● WHAT TO DO: Find every line below that contains the word "定期借记业务授权委托书" and copy it out.

● RECORDS PROVIDED:
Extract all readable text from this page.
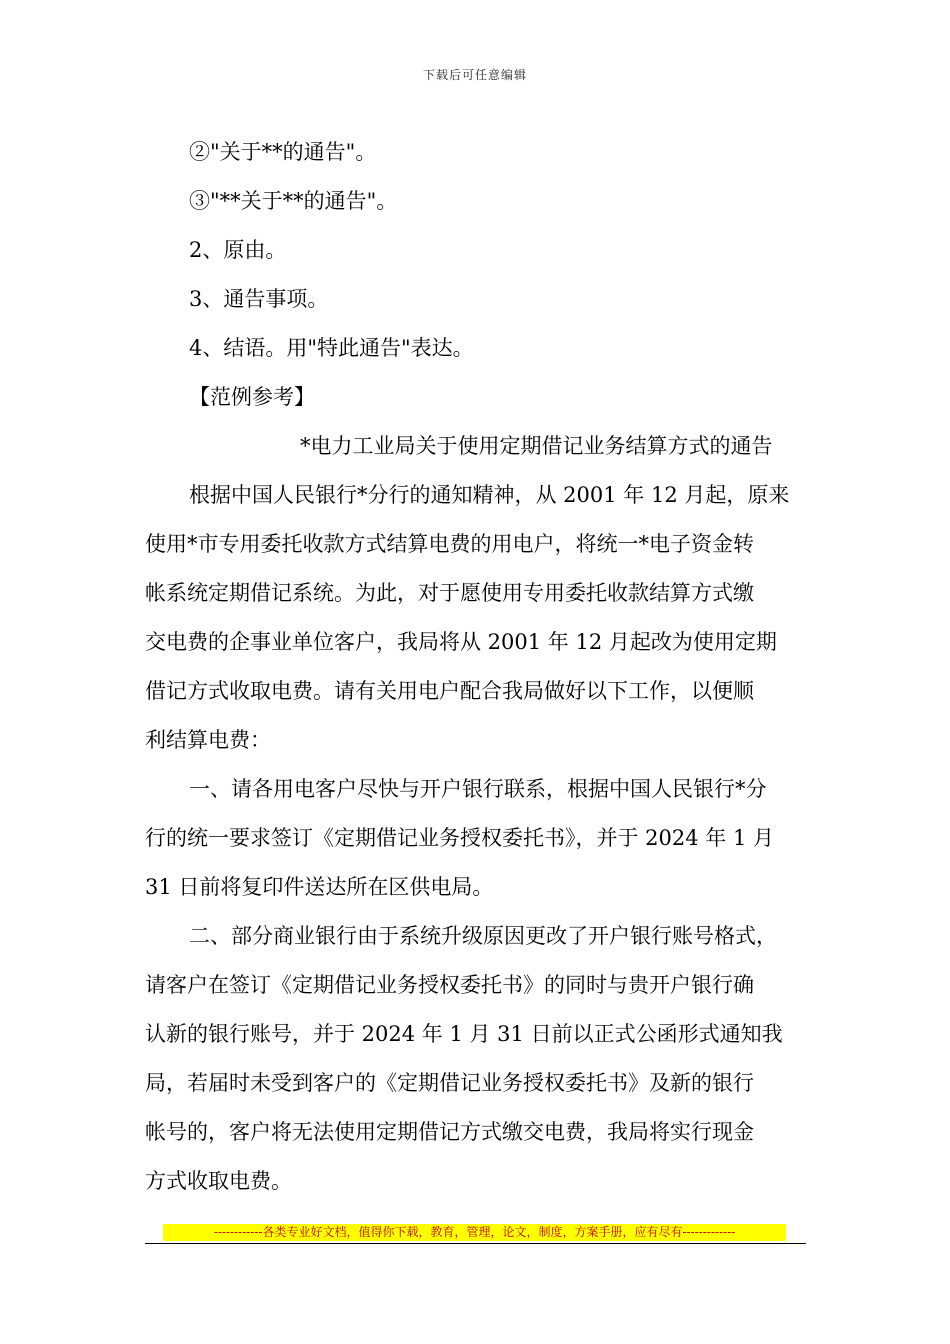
下载后可任意编辑
②"关于**的通告"。
③"**关于**的通告"。
2、原由。
3、通告事项。
4、结语。用"特此通告"表达。
【范例参考】
*电力工业局关于使用定期借记业务结算方式的通告
根据中国人民银行*分行的通知精神，从 2001 年 12 月起，原来
使用*市专用委托收款方式结算电费的用电户，将统一*电子资金转
帐系统定期借记系统。为此，对于愿使用专用委托收款结算方式缴
交电费的企事业单位客户，我局将从 2001 年 12 月起改为使用定期
借记方式收取电费。请有关用电户配合我局做好以下工作，以便顺
利结算电费：
一、请各用电客户尽快与开户银行联系，根据中国人民银行*分
行的统一要求签订《定期借记业务授权委托书》，并于 2024 年 1 月
31 日前将复印件送达所在区供电局。
二、部分商业银行由于系统升级原因更改了开户银行账号格式，
请客户在签订《定期借记业务授权委托书》的同时与贵开户银行确
认新的银行账号，并于 2024 年 1 月 31 日前以正式公函形式通知我
局，若届时未受到客户的《定期借记业务授权委托书》及新的银行
帐号的，客户将无法使用定期借记方式缴交电费，我局将实行现金
方式收取电费。
------------各类专业好文档，值得你下载，教育，管理，论文，制度，方案手册，应有尽有-------------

● RESULT:
行的统一要求签订《定期借记业务授权委托书》，并于 2024 年 1 月
请客户在签订《定期借记业务授权委托书》的同时与贵开户银行确
局，若届时未受到客户的《定期借记业务授权委托书》及新的银行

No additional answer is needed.